═════ Material to process ═════

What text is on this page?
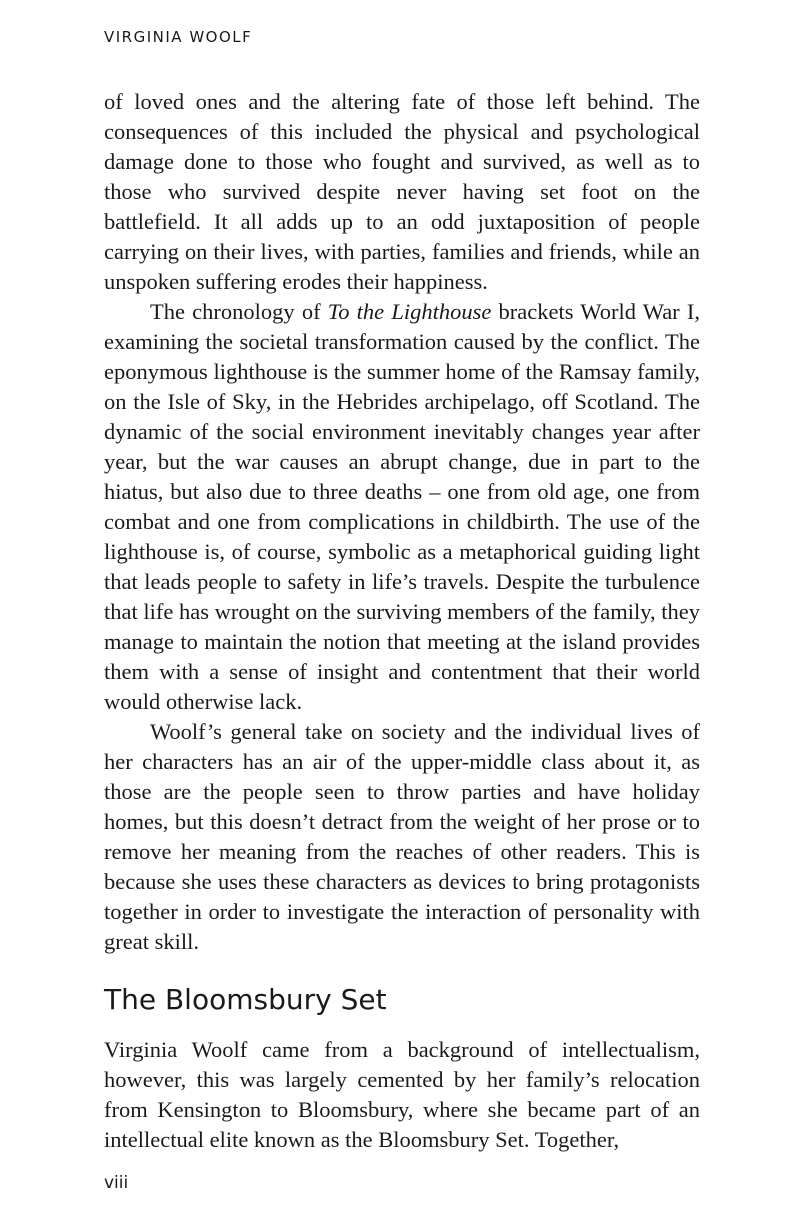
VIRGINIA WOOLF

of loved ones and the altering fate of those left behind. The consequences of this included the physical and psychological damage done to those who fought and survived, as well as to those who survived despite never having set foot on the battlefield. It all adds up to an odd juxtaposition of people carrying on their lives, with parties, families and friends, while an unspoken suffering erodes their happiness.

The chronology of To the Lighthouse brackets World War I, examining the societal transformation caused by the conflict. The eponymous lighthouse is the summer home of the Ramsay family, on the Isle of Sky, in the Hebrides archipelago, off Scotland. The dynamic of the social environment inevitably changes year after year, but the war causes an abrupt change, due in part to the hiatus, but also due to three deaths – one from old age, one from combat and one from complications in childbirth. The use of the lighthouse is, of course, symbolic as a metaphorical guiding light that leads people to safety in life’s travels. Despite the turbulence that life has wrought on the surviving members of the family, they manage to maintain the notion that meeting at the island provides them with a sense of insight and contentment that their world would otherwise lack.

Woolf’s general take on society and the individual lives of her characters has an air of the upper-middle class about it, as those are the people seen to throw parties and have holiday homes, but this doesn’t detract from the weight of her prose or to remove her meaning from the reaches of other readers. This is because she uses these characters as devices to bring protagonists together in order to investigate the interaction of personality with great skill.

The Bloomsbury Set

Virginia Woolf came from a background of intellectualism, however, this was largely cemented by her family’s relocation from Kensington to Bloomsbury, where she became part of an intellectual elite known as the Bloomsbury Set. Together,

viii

═════
═════ Material to process ═════

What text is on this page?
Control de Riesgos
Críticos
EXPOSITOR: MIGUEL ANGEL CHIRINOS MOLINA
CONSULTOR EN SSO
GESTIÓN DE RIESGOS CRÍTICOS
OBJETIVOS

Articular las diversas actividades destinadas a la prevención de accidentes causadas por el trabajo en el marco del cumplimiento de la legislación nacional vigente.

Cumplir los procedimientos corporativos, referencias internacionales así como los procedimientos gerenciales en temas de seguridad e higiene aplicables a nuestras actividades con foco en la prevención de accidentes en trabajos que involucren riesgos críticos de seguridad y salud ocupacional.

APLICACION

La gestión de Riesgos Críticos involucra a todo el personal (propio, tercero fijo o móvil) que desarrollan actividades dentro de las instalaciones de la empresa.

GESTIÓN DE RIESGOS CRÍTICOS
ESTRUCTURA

═════

*What you need to do*: From the entries, report each line that includes the word "lives".

*Response to this task*:
of loved ones and the altering fate of those left behind. The consequences of this included the physical and psychological damage done to those who fought and survived, as well as to those who survived despite never having set foot on the battlefield. It all adds up to an odd juxtaposition of people carrying on their lives, with parties, families and friends, while an unspoken suffering erodes their happiness.
Woolf’s general take on society and the individual lives of her characters has an air of the upper-middle class about it, as those are the people seen to throw parties and have holiday homes, but this doesn’t detract from the weight of her prose or to remove her meaning from the reaches of other readers. This is because she uses these characters as devices to bring protagonists together in order to investigate the interaction of personality with great skill.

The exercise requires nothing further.